"""

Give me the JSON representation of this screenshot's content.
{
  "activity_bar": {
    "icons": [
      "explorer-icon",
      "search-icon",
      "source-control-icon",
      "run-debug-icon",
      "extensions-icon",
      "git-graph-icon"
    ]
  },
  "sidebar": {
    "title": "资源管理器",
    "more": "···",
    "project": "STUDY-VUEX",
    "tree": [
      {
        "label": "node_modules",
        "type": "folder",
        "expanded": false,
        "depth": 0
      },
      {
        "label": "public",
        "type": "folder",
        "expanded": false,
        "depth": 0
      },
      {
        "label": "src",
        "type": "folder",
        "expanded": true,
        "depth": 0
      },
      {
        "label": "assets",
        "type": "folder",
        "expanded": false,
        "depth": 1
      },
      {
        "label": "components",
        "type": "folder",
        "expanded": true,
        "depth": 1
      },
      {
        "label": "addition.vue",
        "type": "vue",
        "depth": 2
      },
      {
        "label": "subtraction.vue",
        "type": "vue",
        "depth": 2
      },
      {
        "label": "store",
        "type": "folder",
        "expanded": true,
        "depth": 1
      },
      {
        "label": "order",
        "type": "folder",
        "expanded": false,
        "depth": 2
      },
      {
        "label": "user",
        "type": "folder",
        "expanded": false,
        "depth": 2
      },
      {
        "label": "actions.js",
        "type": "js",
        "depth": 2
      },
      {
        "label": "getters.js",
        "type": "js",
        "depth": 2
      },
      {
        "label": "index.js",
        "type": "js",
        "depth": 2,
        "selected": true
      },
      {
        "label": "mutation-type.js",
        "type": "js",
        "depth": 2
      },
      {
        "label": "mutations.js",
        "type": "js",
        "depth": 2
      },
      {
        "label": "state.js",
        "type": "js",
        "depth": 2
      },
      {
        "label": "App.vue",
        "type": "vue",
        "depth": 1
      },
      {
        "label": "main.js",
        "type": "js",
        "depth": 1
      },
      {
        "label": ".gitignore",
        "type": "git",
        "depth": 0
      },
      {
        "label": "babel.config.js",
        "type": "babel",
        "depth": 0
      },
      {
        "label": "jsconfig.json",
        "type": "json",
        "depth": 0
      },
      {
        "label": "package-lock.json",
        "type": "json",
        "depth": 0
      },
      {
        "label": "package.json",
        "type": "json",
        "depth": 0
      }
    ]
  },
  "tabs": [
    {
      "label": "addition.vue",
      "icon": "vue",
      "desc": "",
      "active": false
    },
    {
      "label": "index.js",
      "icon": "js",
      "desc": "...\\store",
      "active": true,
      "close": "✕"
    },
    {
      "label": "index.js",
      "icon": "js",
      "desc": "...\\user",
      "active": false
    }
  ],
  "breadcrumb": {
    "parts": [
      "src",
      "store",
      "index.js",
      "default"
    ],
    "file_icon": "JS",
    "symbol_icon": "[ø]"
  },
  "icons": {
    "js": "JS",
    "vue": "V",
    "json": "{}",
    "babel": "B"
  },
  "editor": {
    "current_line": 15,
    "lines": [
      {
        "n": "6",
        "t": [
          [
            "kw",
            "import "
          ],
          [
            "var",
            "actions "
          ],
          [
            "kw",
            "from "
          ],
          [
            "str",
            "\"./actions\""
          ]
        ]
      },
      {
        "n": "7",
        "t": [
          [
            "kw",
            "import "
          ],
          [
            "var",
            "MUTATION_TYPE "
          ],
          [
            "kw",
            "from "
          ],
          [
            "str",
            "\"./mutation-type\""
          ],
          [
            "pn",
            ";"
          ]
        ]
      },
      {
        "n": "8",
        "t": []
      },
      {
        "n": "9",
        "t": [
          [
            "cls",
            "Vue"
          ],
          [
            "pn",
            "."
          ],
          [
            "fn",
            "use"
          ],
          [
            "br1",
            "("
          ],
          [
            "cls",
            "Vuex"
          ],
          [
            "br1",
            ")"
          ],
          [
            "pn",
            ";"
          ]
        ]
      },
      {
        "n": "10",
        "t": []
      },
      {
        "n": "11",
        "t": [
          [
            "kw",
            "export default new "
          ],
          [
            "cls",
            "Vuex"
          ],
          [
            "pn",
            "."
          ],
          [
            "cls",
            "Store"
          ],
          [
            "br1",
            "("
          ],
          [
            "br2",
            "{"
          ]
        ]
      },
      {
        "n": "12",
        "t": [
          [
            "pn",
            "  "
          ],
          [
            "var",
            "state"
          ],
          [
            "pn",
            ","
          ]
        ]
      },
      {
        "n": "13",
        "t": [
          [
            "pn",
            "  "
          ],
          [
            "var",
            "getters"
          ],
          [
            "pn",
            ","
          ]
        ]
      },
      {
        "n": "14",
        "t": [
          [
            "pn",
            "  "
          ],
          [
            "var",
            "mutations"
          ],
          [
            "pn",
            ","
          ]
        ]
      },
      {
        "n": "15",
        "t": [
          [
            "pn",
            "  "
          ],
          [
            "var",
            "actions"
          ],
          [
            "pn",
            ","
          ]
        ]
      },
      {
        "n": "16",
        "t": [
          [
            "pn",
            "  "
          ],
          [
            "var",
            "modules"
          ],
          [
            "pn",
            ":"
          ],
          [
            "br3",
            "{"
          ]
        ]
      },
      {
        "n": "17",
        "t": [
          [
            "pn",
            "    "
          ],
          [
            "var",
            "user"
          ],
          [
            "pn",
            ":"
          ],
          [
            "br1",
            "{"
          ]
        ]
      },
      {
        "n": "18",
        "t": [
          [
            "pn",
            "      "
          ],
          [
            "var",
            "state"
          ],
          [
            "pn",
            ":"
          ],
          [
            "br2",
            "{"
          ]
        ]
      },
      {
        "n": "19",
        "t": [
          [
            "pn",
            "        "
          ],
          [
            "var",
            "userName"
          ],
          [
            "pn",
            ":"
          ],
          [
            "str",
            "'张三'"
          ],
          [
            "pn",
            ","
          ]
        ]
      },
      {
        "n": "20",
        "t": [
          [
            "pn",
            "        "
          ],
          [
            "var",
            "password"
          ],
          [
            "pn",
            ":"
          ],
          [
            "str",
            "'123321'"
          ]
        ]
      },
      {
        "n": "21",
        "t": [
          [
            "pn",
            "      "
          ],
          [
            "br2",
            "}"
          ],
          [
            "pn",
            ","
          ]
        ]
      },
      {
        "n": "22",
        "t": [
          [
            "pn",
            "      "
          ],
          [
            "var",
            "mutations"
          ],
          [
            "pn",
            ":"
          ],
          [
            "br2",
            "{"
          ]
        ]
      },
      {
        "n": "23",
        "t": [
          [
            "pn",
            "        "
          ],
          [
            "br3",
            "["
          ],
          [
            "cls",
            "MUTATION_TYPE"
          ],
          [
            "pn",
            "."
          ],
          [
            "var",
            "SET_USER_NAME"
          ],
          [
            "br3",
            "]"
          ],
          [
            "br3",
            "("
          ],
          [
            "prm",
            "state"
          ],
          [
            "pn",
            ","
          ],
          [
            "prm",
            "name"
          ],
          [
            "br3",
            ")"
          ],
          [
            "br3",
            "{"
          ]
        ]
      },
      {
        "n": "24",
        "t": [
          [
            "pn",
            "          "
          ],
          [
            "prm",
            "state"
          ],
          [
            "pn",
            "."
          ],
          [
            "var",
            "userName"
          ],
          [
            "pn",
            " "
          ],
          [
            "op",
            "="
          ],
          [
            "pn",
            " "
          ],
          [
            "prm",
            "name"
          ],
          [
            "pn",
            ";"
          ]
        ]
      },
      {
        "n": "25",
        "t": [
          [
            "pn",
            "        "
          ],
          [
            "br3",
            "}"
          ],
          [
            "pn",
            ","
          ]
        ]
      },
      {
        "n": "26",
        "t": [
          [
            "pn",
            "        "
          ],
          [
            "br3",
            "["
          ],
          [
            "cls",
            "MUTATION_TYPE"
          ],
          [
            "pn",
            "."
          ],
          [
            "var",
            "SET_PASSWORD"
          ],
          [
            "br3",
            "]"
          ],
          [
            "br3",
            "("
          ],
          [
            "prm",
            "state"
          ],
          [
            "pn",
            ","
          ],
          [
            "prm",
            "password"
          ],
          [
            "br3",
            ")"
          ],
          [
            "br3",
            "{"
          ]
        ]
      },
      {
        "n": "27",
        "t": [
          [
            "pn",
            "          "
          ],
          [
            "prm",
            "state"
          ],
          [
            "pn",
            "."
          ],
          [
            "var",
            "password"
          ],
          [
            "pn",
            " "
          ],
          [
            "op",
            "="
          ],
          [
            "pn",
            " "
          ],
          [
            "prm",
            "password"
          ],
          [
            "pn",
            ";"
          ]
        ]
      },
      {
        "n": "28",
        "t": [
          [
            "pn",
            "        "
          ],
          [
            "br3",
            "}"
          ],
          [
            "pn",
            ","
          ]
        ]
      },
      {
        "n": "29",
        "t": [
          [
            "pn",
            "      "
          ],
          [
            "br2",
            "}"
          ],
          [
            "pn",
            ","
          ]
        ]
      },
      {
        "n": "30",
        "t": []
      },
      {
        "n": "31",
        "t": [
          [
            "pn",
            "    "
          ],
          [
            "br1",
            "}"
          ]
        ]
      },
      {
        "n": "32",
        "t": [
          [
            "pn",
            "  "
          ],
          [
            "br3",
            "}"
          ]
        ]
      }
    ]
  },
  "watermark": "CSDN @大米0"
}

"""

**What you will do**
Where does the word "addition" appear? Return each line that holds it.

**Complete output**
        "label": "addition.vue",
      "label": "addition.vue",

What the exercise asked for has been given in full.